Dataset items:
───

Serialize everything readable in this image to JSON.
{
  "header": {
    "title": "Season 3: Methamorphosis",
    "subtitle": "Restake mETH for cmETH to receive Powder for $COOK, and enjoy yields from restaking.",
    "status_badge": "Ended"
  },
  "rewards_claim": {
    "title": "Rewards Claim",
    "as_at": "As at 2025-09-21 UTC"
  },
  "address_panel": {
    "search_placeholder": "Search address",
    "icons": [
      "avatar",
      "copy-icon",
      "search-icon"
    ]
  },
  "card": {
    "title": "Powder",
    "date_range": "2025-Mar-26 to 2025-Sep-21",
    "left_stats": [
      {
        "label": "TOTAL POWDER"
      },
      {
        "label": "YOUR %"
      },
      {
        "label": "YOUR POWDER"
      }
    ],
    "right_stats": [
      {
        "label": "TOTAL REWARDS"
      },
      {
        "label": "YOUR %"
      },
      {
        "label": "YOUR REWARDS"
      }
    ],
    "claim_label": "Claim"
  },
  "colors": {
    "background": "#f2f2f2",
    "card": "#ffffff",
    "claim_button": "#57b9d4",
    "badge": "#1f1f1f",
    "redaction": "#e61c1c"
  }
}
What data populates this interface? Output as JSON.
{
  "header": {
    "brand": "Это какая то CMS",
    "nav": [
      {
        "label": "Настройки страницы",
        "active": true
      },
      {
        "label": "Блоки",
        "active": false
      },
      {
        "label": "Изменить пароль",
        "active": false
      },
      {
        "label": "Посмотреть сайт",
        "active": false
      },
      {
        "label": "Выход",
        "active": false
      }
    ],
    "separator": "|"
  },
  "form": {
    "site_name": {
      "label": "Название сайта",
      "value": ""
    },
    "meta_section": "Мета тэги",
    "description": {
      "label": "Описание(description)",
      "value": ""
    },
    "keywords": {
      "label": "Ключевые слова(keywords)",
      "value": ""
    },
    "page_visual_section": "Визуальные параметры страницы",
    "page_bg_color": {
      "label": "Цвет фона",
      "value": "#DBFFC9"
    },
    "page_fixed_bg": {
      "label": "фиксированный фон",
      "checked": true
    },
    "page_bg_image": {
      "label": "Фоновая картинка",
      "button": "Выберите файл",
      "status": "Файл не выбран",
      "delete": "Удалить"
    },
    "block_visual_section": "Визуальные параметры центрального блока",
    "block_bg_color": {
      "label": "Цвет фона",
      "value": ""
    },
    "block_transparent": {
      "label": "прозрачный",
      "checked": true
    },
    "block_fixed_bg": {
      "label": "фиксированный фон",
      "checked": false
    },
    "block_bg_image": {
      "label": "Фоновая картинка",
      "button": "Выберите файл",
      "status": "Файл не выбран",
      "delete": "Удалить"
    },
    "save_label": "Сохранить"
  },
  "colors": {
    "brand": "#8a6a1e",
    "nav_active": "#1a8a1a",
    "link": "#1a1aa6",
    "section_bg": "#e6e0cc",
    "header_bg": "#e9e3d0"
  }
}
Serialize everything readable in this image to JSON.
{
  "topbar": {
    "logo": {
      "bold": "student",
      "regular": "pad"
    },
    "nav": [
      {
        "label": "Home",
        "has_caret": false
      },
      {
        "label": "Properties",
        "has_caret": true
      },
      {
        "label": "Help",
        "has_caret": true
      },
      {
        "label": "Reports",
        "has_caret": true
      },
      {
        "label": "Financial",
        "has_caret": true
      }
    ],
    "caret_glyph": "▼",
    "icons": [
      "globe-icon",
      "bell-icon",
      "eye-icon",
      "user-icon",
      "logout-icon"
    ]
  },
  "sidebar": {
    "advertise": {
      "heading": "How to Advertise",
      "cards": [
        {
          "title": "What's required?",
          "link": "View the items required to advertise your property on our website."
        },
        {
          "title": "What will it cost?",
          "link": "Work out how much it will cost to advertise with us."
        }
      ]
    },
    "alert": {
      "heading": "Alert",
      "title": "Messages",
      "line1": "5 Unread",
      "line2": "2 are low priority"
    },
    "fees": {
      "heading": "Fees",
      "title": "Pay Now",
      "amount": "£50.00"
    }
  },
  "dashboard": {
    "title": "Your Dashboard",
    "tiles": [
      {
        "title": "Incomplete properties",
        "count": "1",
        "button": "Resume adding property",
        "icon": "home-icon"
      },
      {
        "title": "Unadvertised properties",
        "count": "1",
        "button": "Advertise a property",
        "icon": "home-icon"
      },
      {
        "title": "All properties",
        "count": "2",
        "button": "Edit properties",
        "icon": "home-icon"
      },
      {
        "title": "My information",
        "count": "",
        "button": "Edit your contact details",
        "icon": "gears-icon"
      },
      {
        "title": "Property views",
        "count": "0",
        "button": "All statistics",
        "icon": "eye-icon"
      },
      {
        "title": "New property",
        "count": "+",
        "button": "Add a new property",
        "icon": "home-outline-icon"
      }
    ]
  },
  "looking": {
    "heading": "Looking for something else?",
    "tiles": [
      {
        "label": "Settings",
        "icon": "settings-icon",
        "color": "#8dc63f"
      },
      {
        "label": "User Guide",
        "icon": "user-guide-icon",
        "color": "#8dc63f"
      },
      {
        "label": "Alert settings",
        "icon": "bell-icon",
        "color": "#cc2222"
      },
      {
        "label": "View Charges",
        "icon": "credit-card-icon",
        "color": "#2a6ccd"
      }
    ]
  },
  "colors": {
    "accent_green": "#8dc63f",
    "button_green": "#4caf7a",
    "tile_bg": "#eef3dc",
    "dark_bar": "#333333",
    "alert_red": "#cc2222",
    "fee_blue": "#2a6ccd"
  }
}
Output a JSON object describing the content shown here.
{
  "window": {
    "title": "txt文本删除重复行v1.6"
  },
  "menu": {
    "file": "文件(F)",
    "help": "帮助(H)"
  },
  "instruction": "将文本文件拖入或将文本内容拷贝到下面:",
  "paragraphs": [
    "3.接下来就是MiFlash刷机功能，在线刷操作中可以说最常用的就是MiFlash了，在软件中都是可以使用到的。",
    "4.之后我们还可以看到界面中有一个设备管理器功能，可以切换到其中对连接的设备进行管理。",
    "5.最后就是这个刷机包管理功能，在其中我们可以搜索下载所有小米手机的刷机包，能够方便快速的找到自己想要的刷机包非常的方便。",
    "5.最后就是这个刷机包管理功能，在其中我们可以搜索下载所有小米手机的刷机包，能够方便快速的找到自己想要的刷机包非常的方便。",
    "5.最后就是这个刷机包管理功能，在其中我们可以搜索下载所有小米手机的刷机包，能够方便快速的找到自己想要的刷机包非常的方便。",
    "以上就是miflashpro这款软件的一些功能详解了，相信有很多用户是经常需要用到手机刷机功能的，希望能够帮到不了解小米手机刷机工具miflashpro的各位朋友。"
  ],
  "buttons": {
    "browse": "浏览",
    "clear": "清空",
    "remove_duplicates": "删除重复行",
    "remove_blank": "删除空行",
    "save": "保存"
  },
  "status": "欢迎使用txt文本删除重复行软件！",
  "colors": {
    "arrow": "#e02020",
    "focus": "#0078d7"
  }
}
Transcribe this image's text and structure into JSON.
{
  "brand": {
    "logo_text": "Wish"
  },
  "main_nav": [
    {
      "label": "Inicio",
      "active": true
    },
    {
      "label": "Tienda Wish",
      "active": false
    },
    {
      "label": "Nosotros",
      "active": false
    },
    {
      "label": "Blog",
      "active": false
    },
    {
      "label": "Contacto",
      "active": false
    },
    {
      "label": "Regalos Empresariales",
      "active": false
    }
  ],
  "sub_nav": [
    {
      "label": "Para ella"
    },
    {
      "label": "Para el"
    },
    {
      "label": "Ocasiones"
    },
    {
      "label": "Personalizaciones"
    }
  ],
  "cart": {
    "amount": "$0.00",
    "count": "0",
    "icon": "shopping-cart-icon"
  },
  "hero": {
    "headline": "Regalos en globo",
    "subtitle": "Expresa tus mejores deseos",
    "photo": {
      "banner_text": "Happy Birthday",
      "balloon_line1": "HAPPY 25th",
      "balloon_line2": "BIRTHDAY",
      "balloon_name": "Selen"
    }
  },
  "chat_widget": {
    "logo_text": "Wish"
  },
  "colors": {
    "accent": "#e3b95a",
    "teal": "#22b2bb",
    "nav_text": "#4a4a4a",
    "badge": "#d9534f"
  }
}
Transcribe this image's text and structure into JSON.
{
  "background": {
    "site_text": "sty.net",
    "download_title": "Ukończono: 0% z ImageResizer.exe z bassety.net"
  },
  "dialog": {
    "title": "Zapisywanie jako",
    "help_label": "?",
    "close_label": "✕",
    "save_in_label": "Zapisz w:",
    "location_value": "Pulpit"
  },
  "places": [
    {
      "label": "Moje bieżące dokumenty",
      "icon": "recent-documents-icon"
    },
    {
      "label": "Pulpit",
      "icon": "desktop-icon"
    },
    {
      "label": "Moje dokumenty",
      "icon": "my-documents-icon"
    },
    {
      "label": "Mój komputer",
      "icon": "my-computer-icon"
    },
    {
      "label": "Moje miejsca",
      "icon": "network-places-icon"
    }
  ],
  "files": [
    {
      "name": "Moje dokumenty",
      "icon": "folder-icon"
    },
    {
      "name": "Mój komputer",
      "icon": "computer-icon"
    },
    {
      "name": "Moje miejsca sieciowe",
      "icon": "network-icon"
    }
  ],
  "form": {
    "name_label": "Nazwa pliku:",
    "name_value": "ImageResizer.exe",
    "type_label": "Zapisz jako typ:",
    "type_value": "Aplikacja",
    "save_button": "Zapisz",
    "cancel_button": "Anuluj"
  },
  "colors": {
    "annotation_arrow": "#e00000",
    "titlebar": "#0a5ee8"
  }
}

───

List all lines from the entries that include the word "required".

          "title": "What's required?",
          "link": "View the items required to advertise your property on our website."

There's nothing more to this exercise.